Material for this task –
§

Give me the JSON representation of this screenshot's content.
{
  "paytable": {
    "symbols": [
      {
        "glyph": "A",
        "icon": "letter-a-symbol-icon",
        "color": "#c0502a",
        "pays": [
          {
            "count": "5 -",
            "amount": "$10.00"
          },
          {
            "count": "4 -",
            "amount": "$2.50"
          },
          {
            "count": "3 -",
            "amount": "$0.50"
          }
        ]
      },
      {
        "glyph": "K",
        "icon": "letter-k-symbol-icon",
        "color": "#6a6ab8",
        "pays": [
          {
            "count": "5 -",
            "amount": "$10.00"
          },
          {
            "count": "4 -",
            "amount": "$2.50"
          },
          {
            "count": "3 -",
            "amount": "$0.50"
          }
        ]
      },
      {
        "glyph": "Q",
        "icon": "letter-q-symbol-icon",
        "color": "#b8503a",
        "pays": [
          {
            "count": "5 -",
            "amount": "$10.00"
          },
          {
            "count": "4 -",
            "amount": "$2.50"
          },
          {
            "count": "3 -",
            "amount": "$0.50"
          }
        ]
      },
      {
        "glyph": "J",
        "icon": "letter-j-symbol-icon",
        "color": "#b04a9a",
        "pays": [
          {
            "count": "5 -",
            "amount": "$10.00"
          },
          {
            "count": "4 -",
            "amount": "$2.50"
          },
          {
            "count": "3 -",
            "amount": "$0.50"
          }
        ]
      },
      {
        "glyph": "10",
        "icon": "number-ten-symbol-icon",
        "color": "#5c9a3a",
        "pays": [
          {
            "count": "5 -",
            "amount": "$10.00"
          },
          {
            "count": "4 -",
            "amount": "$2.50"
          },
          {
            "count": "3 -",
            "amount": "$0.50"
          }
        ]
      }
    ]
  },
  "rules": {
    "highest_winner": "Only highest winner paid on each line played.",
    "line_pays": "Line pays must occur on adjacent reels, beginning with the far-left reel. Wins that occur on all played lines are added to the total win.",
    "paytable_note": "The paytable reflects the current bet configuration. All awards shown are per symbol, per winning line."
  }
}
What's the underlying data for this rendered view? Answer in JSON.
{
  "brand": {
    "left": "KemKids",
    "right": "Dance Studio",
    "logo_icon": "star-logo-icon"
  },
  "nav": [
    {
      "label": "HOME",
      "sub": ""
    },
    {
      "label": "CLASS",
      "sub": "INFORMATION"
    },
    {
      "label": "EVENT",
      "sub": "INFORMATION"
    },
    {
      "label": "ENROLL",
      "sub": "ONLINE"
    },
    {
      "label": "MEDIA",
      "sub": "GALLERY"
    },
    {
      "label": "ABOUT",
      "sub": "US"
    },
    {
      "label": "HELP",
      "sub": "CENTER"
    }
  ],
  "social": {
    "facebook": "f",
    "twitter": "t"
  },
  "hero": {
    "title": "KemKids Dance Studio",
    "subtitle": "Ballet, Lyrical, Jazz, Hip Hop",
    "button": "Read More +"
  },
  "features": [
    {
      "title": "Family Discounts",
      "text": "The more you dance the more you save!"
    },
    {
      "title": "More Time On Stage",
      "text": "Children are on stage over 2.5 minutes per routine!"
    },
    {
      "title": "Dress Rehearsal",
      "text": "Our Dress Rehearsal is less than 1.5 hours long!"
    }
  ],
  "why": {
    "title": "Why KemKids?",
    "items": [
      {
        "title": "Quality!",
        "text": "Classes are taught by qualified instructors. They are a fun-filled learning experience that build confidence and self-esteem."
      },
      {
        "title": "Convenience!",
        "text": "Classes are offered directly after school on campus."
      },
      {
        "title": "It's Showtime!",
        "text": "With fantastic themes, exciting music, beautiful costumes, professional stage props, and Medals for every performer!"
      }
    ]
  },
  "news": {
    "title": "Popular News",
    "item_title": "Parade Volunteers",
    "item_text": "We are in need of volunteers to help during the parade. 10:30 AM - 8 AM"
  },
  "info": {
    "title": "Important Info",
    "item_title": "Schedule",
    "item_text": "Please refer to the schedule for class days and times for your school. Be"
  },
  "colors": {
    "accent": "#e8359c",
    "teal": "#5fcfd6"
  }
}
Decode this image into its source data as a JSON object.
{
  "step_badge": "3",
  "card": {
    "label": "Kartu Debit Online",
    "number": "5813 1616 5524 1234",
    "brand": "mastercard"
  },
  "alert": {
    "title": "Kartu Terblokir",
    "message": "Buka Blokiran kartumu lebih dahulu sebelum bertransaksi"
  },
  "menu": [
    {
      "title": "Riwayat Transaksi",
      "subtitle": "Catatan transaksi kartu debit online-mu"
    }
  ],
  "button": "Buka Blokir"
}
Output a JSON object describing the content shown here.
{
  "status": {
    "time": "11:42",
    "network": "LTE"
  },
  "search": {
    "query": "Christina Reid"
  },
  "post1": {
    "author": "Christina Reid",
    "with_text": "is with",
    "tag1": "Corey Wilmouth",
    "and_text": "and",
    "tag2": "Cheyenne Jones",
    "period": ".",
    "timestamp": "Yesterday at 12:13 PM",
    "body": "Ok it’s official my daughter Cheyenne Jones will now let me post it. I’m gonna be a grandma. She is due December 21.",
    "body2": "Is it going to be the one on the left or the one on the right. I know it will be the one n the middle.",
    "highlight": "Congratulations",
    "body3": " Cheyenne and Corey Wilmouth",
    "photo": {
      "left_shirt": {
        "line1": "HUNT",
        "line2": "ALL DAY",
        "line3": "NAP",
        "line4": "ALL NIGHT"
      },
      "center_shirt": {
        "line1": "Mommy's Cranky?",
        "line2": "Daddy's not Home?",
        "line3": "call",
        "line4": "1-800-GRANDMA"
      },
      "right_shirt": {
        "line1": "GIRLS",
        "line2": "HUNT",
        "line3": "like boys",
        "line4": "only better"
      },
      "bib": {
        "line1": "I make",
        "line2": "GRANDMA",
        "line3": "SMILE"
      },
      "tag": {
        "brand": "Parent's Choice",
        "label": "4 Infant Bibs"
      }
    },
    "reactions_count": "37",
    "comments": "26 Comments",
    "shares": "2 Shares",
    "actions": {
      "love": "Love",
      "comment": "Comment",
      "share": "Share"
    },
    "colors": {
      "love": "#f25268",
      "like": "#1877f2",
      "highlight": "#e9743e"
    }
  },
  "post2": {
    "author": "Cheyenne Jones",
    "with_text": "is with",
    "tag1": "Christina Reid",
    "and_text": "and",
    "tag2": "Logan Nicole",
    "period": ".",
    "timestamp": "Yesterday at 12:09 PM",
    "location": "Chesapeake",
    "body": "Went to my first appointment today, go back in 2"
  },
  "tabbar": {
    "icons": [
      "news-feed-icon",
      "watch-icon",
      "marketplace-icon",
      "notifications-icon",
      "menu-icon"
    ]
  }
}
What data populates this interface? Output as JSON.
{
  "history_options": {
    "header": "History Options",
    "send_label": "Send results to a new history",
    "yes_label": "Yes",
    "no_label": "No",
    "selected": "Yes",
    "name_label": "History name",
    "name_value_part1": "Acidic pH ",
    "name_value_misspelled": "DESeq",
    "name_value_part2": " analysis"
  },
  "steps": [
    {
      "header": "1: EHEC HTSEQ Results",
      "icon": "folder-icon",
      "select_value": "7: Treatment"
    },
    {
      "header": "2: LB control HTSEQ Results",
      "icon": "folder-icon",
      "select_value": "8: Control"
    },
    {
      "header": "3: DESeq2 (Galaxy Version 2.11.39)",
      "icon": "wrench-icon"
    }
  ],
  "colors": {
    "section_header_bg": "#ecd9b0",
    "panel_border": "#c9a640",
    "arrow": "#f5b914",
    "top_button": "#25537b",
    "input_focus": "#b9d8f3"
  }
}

§

Recopy the entries above in their entirety, exactly.

Reply to the exercise –
Give me the JSON representation of this screenshot's content.
{
  "paytable": {
    "symbols": [
      {
        "glyph": "A",
        "icon": "letter-a-symbol-icon",
        "color": "#c0502a",
        "pays": [
          {
            "count": "5 -",
            "amount": "$10.00"
          },
          {
            "count": "4 -",
            "amount": "$2.50"
          },
          {
            "count": "3 -",
            "amount": "$0.50"
          }
        ]
      },
      {
        "glyph": "K",
        "icon": "letter-k-symbol-icon",
        "color": "#6a6ab8",
        "pays": [
          {
            "count": "5 -",
            "amount": "$10.00"
          },
          {
            "count": "4 -",
            "amount": "$2.50"
          },
          {
            "count": "3 -",
            "amount": "$0.50"
          }
        ]
      },
      {
        "glyph": "Q",
        "icon": "letter-q-symbol-icon",
        "color": "#b8503a",
        "pays": [
          {
            "count": "5 -",
            "amount": "$10.00"
          },
          {
            "count": "4 -",
            "amount": "$2.50"
          },
          {
            "count": "3 -",
            "amount": "$0.50"
          }
        ]
      },
      {
        "glyph": "J",
        "icon": "letter-j-symbol-icon",
        "color": "#b04a9a",
        "pays": [
          {
            "count": "5 -",
            "amount": "$10.00"
          },
          {
            "count": "4 -",
            "amount": "$2.50"
          },
          {
            "count": "3 -",
            "amount": "$0.50"
          }
        ]
      },
      {
        "glyph": "10",
        "icon": "number-ten-symbol-icon",
        "color": "#5c9a3a",
        "pays": [
          {
            "count": "5 -",
            "amount": "$10.00"
          },
          {
            "count": "4 -",
            "amount": "$2.50"
          },
          {
            "count": "3 -",
            "amount": "$0.50"
          }
        ]
      }
    ]
  },
  "rules": {
    "highest_winner": "Only highest winner paid on each line played.",
    "line_pays": "Line pays must occur on adjacent reels, beginning with the far-left reel. Wins that occur on all played lines are added to the total win.",
    "paytable_note": "The paytable reflects the current bet configuration. All awards shown are per symbol, per winning line."
  }
}
What's the underlying data for this rendered view? Answer in JSON.
{
  "brand": {
    "left": "KemKids",
    "right": "Dance Studio",
    "logo_icon": "star-logo-icon"
  },
  "nav": [
    {
      "label": "HOME",
      "sub": ""
    },
    {
      "label": "CLASS",
      "sub": "INFORMATION"
    },
    {
      "label": "EVENT",
      "sub": "INFORMATION"
    },
    {
      "label": "ENROLL",
      "sub": "ONLINE"
    },
    {
      "label": "MEDIA",
      "sub": "GALLERY"
    },
    {
      "label": "ABOUT",
      "sub": "US"
    },
    {
      "label": "HELP",
      "sub": "CENTER"
    }
  ],
  "social": {
    "facebook": "f",
    "twitter": "t"
  },
  "hero": {
    "title": "KemKids Dance Studio",
    "subtitle": "Ballet, Lyrical, Jazz, Hip Hop",
    "button": "Read More +"
  },
  "features": [
    {
      "title": "Family Discounts",
      "text": "The more you dance the more you save!"
    },
    {
      "title": "More Time On Stage",
      "text": "Children are on stage over 2.5 minutes per routine!"
    },
    {
      "title": "Dress Rehearsal",
      "text": "Our Dress Rehearsal is less than 1.5 hours long!"
    }
  ],
  "why": {
    "title": "Why KemKids?",
    "items": [
      {
        "title": "Quality!",
        "text": "Classes are taught by qualified instructors. They are a fun-filled learning experience that build confidence and self-esteem."
      },
      {
        "title": "Convenience!",
        "text": "Classes are offered directly after school on campus."
      },
      {
        "title": "It's Showtime!",
        "text": "With fantastic themes, exciting music, beautiful costumes, professional stage props, and Medals for every performer!"
      }
    ]
  },
  "news": {
    "title": "Popular News",
    "item_title": "Parade Volunteers",
    "item_text": "We are in need of volunteers to help during the parade. 10:30 AM - 8 AM"
  },
  "info": {
    "title": "Important Info",
    "item_title": "Schedule",
    "item_text": "Please refer to the schedule for class days and times for your school. Be"
  },
  "colors": {
    "accent": "#e8359c",
    "teal": "#5fcfd6"
  }
}
Decode this image into its source data as a JSON object.
{
  "step_badge": "3",
  "card": {
    "label": "Kartu Debit Online",
    "number": "5813 1616 5524 1234",
    "brand": "mastercard"
  },
  "alert": {
    "title": "Kartu Terblokir",
    "message": "Buka Blokiran kartumu lebih dahulu sebelum bertransaksi"
  },
  "menu": [
    {
      "title": "Riwayat Transaksi",
      "subtitle": "Catatan transaksi kartu debit online-mu"
    }
  ],
  "button": "Buka Blokir"
}
Output a JSON object describing the content shown here.
{
  "status": {
    "time": "11:42",
    "network": "LTE"
  },
  "search": {
    "query": "Christina Reid"
  },
  "post1": {
    "author": "Christina Reid",
    "with_text": "is with",
    "tag1": "Corey Wilmouth",
    "and_text": "and",
    "tag2": "Cheyenne Jones",
    "period": ".",
    "timestamp": "Yesterday at 12:13 PM",
    "body": "Ok it’s official my daughter Cheyenne Jones will now let me post it. I’m gonna be a grandma. She is due December 21.",
    "body2": "Is it going to be the one on the left or the one on the right. I know it will be the one n the middle.",
    "highlight": "Congratulations",
    "body3": " Cheyenne and Corey Wilmouth",
    "photo": {
      "left_shirt": {
        "line1": "HUNT",
        "line2": "ALL DAY",
        "line3": "NAP",
        "line4": "ALL NIGHT"
      },
      "center_shirt": {
        "line1": "Mommy's Cranky?",
        "line2": "Daddy's not Home?",
        "line3": "call",
        "line4": "1-800-GRANDMA"
      },
      "right_shirt": {
        "line1": "GIRLS",
        "line2": "HUNT",
        "line3": "like boys",
        "line4": "only better"
      },
      "bib": {
        "line1": "I make",
        "line2": "GRANDMA",
        "line3": "SMILE"
      },
      "tag": {
        "brand": "Parent's Choice",
        "label": "4 Infant Bibs"
      }
    },
    "reactions_count": "37",
    "comments": "26 Comments",
    "shares": "2 Shares",
    "actions": {
      "love": "Love",
      "comment": "Comment",
      "share": "Share"
    },
    "colors": {
      "love": "#f25268",
      "like": "#1877f2",
      "highlight": "#e9743e"
    }
  },
  "post2": {
    "author": "Cheyenne Jones",
    "with_text": "is with",
    "tag1": "Christina Reid",
    "and_text": "and",
    "tag2": "Logan Nicole",
    "period": ".",
    "timestamp": "Yesterday at 12:09 PM",
    "location": "Chesapeake",
    "body": "Went to my first appointment today, go back in 2"
  },
  "tabbar": {
    "icons": [
      "news-feed-icon",
      "watch-icon",
      "marketplace-icon",
      "notifications-icon",
      "menu-icon"
    ]
  }
}
What data populates this interface? Output as JSON.
{
  "history_options": {
    "header": "History Options",
    "send_label": "Send results to a new history",
    "yes_label": "Yes",
    "no_label": "No",
    "selected": "Yes",
    "name_label": "History name",
    "name_value_part1": "Acidic pH ",
    "name_value_misspelled": "DESeq",
    "name_value_part2": " analysis"
  },
  "steps": [
    {
      "header": "1: EHEC HTSEQ Results",
      "icon": "folder-icon",
      "select_value": "7: Treatment"
    },
    {
      "header": "2: LB control HTSEQ Results",
      "icon": "folder-icon",
      "select_value": "8: Control"
    },
    {
      "header": "3: DESeq2 (Galaxy Version 2.11.39)",
      "icon": "wrench-icon"
    }
  ],
  "colors": {
    "section_header_bg": "#ecd9b0",
    "panel_border": "#c9a640",
    "arrow": "#f5b914",
    "top_button": "#25537b",
    "input_focus": "#b9d8f3"
  }
}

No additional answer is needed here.